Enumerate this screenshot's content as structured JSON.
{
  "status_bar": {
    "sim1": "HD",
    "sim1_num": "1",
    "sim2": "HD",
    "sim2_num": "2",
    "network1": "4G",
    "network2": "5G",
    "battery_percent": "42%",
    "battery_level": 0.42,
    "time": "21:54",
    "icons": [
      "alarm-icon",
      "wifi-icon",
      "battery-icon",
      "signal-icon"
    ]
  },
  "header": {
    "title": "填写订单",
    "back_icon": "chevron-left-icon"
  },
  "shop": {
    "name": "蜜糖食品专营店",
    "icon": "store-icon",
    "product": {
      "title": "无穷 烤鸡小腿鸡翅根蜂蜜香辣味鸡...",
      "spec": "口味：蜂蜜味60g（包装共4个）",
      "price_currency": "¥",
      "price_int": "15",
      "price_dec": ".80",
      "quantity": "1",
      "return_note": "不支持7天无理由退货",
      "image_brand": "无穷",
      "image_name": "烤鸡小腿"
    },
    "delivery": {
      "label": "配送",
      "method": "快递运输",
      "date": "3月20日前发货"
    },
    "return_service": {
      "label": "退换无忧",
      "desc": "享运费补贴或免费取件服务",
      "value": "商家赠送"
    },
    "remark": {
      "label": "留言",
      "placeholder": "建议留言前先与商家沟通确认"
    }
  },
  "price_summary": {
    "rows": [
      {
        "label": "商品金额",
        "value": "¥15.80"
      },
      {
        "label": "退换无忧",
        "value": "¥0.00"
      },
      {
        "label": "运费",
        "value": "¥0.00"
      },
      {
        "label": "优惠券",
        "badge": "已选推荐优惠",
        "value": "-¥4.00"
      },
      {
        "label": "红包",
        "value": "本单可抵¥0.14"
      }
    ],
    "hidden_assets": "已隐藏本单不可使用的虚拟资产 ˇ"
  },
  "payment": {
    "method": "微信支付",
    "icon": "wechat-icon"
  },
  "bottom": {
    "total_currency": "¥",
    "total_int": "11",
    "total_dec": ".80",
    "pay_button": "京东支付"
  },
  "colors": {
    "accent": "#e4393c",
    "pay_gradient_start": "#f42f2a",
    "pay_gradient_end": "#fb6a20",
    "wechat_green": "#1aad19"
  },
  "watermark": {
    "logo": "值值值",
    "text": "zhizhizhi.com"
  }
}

#### Exercise details
Read the data above and pull out each line that holds the string "value".

#### Finished answer
      "value": "商家赠送"
        "value": "¥15.80"
        "value": "¥0.00"
        "value": "¥0.00"
        "value": "-¥4.00"
        "value": "本单可抵¥0.14"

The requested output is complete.